** READING TEXT follows **

Dileepan feels that banks, like many mission-critical businesses, have a zero downtime requirement. The Reserve Bank of India (RBI) has mandated banks to be present in numerous rural and semi-rural locations where the grid is very unstable. This has led to increasing demand for solar coupled with energy storage. Like other commercial customers, banks also are looking to offset some of the rising costs of diesel to power generators as a primary or secondary energy source. This factor coupled with consumers’ interest in becoming more environmentally conscious is making solar a preferred choice.
According to Dileepan, solar power comes with two very distinct benefits for commercial establishments like banks – first, the cost of generating power through solar rooftop systems have now gotten to the point that it is much lower than commercial electricity tariff even without a subsidy; secondly, solar plus energy storage hybrid systems have the potential to reduce diesel bills when synced with diesel generators during power cuts, eventually reducing total energy costs. This makes solar the preferred choice for many establishments.
Moreover, the fact that companies like SolarTown help businesses like RBL adopt solar power at a fixed cost, lower than current distribution company rates, and enables them to take control of their energy bills and better manage their bottom line has only increased the popularity of this source of clean energy.

** End of READING TEXT **
** DATASET EXTRACT follows **

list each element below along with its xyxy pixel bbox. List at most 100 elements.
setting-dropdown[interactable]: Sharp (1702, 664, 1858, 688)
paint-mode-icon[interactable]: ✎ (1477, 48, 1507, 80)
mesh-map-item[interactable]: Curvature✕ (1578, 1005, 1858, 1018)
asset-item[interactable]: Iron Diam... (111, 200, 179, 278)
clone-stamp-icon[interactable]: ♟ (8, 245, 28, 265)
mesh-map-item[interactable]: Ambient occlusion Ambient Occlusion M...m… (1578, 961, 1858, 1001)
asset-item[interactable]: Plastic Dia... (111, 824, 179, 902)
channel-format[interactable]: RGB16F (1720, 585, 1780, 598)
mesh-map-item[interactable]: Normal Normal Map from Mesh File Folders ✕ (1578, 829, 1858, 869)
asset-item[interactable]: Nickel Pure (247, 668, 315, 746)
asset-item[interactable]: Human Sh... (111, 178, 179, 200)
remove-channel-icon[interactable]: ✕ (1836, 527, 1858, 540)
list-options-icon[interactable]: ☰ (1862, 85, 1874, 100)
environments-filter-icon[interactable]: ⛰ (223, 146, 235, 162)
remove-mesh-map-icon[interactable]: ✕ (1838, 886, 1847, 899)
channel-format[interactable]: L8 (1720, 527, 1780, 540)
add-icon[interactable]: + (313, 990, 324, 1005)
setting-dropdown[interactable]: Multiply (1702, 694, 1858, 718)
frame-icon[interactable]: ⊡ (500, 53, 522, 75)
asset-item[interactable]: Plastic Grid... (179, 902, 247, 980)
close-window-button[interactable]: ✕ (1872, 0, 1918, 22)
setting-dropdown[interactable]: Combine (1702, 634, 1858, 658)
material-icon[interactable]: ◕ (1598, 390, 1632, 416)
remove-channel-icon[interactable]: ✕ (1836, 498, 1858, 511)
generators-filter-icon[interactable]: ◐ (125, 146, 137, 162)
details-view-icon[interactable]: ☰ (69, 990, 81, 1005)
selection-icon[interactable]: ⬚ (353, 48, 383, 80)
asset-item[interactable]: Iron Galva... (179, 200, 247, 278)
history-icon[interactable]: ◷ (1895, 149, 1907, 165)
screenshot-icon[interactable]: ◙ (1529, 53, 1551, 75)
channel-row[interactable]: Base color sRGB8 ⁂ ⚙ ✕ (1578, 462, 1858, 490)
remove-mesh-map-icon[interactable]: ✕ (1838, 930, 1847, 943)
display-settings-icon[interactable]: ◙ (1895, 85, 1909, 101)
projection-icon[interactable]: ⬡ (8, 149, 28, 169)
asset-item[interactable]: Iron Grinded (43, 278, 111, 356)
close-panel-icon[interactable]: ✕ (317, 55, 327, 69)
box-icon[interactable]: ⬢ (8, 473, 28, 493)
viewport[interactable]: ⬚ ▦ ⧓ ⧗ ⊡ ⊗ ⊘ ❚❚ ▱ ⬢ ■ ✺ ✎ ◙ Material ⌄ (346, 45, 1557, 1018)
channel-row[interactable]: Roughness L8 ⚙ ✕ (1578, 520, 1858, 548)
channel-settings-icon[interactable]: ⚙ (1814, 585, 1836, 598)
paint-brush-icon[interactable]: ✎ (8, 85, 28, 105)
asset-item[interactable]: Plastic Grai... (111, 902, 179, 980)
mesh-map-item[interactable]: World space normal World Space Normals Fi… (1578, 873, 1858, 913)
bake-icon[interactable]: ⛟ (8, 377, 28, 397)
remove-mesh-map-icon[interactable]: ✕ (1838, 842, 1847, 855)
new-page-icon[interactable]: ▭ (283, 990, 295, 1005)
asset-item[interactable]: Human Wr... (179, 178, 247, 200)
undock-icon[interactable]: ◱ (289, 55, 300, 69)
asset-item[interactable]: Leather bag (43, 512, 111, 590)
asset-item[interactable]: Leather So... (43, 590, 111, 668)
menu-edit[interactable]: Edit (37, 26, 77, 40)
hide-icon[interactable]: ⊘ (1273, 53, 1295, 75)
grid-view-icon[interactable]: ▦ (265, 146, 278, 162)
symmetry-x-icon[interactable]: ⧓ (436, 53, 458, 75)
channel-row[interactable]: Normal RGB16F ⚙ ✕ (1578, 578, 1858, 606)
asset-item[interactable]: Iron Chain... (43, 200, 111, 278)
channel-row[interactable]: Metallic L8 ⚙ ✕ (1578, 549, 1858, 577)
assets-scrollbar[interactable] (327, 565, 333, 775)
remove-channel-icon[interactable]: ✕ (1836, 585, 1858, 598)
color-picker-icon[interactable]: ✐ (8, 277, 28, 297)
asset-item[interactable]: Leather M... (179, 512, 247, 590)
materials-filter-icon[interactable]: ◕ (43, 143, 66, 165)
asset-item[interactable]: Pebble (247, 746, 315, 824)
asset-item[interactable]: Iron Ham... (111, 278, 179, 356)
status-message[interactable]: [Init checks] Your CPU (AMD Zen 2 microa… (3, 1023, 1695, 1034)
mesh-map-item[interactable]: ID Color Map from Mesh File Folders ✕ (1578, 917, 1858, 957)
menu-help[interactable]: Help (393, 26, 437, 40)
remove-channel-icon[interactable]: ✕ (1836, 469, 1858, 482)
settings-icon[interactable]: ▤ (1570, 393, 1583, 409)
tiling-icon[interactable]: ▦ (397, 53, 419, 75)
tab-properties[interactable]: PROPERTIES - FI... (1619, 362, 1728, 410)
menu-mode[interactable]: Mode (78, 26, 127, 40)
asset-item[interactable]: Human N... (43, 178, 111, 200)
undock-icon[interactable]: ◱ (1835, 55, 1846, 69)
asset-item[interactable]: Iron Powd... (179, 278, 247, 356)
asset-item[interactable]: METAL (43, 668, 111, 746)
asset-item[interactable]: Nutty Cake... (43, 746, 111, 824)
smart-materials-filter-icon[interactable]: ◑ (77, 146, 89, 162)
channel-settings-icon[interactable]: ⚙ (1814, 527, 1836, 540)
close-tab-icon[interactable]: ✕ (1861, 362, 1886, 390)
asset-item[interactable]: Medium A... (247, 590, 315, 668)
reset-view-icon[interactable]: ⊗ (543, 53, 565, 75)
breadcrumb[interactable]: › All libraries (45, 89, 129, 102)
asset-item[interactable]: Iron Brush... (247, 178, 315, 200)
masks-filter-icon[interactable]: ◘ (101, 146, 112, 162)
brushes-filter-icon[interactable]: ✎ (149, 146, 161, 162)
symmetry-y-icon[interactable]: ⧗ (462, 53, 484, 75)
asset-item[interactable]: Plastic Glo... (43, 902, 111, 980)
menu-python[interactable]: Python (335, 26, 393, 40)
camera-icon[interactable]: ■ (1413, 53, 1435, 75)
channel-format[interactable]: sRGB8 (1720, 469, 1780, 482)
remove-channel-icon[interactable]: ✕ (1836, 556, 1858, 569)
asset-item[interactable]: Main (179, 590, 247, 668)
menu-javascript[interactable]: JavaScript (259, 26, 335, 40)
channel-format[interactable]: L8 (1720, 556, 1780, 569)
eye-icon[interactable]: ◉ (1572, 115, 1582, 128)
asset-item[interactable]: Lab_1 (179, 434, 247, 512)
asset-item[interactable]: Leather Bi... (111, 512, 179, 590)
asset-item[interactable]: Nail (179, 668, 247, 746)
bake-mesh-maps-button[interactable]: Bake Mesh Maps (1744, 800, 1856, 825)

** End of DATASET EXTRACT **

▶ EXERCISE INSTRUCTIONS:
Reproduce the stretch of the passage on solar power for banks from "Moreover, the fact" through "of clean energy.", word for word.

▶ WRITTEN SOLUTION:
Moreover, the fact that companies like SolarTown help businesses like RBL adopt solar power at a fixed cost, lower than current distribution company rates, and enables them to take control of their energy bills and better manage their bottom line has only increased the popularity of this source of clean energy.